• To be done: Type out every line below exactly as it reads.

· · · · · · ·

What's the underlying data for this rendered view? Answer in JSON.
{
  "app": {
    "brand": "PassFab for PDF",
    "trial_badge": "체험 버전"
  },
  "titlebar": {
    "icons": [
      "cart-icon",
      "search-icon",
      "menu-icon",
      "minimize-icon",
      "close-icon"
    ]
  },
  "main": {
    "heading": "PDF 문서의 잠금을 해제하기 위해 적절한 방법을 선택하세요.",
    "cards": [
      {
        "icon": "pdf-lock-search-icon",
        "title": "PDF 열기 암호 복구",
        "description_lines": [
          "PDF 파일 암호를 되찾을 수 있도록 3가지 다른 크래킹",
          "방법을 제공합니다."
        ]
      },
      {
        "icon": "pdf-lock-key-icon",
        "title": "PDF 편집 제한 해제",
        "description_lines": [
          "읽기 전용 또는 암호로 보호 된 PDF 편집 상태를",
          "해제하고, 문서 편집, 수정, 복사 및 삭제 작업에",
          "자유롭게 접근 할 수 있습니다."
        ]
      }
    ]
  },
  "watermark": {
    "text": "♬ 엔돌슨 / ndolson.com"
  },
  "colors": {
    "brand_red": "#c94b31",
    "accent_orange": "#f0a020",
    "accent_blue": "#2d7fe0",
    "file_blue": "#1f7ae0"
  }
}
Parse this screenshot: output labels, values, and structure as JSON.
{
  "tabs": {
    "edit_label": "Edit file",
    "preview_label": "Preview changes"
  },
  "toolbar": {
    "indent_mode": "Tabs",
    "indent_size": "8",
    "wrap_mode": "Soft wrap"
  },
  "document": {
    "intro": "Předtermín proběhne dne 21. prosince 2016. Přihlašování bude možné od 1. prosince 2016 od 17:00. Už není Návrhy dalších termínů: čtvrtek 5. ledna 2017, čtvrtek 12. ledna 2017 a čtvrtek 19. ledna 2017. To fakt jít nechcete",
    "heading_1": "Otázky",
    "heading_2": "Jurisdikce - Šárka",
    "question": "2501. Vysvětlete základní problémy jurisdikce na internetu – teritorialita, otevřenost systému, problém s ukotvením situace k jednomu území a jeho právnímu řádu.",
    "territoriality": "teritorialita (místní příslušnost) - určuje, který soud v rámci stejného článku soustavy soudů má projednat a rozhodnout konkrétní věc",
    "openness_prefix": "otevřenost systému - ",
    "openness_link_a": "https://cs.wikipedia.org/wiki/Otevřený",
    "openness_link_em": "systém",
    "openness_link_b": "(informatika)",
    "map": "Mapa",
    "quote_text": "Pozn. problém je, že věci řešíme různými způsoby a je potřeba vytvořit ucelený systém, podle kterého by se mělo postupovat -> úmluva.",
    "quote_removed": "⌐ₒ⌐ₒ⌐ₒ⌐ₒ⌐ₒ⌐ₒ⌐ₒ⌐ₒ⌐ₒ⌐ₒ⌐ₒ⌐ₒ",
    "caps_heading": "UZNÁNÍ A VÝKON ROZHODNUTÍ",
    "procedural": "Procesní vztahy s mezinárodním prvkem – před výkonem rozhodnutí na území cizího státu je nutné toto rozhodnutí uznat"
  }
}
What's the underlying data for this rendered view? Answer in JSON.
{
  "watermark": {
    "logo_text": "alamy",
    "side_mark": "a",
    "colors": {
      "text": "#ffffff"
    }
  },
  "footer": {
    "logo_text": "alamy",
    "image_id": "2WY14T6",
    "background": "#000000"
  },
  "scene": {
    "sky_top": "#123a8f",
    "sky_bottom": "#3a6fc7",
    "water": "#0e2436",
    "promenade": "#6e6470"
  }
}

· · · · · · ·

• Answer to this problem:
What's the underlying data for this rendered view? Answer in JSON.
{
  "app": {
    "brand": "PassFab for PDF",
    "trial_badge": "체험 버전"
  },
  "titlebar": {
    "icons": [
      "cart-icon",
      "search-icon",
      "menu-icon",
      "minimize-icon",
      "close-icon"
    ]
  },
  "main": {
    "heading": "PDF 문서의 잠금을 해제하기 위해 적절한 방법을 선택하세요.",
    "cards": [
      {
        "icon": "pdf-lock-search-icon",
        "title": "PDF 열기 암호 복구",
        "description_lines": [
          "PDF 파일 암호를 되찾을 수 있도록 3가지 다른 크래킹",
          "방법을 제공합니다."
        ]
      },
      {
        "icon": "pdf-lock-key-icon",
        "title": "PDF 편집 제한 해제",
        "description_lines": [
          "읽기 전용 또는 암호로 보호 된 PDF 편집 상태를",
          "해제하고, 문서 편집, 수정, 복사 및 삭제 작업에",
          "자유롭게 접근 할 수 있습니다."
        ]
      }
    ]
  },
  "watermark": {
    "text": "♬ 엔돌슨 / ndolson.com"
  },
  "colors": {
    "brand_red": "#c94b31",
    "accent_orange": "#f0a020",
    "accent_blue": "#2d7fe0",
    "file_blue": "#1f7ae0"
  }
}
Parse this screenshot: output labels, values, and structure as JSON.
{
  "tabs": {
    "edit_label": "Edit file",
    "preview_label": "Preview changes"
  },
  "toolbar": {
    "indent_mode": "Tabs",
    "indent_size": "8",
    "wrap_mode": "Soft wrap"
  },
  "document": {
    "intro": "Předtermín proběhne dne 21. prosince 2016. Přihlašování bude možné od 1. prosince 2016 od 17:00. Už není Návrhy dalších termínů: čtvrtek 5. ledna 2017, čtvrtek 12. ledna 2017 a čtvrtek 19. ledna 2017. To fakt jít nechcete",
    "heading_1": "Otázky",
    "heading_2": "Jurisdikce - Šárka",
    "question": "2501. Vysvětlete základní problémy jurisdikce na internetu – teritorialita, otevřenost systému, problém s ukotvením situace k jednomu území a jeho právnímu řádu.",
    "territoriality": "teritorialita (místní příslušnost) - určuje, který soud v rámci stejného článku soustavy soudů má projednat a rozhodnout konkrétní věc",
    "openness_prefix": "otevřenost systému - ",
    "openness_link_a": "https://cs.wikipedia.org/wiki/Otevřený",
    "openness_link_em": "systém",
    "openness_link_b": "(informatika)",
    "map": "Mapa",
    "quote_text": "Pozn. problém je, že věci řešíme různými způsoby a je potřeba vytvořit ucelený systém, podle kterého by se mělo postupovat -> úmluva.",
    "quote_removed": "⌐ₒ⌐ₒ⌐ₒ⌐ₒ⌐ₒ⌐ₒ⌐ₒ⌐ₒ⌐ₒ⌐ₒ⌐ₒ⌐ₒ",
    "caps_heading": "UZNÁNÍ A VÝKON ROZHODNUTÍ",
    "procedural": "Procesní vztahy s mezinárodním prvkem – před výkonem rozhodnutí na území cizího státu je nutné toto rozhodnutí uznat"
  }
}
What's the underlying data for this rendered view? Answer in JSON.
{
  "watermark": {
    "logo_text": "alamy",
    "side_mark": "a",
    "colors": {
      "text": "#ffffff"
    }
  },
  "footer": {
    "logo_text": "alamy",
    "image_id": "2WY14T6",
    "background": "#000000"
  },
  "scene": {
    "sky_top": "#123a8f",
    "sky_bottom": "#3a6fc7",
    "water": "#0e2436",
    "promenade": "#6e6470"
  }
}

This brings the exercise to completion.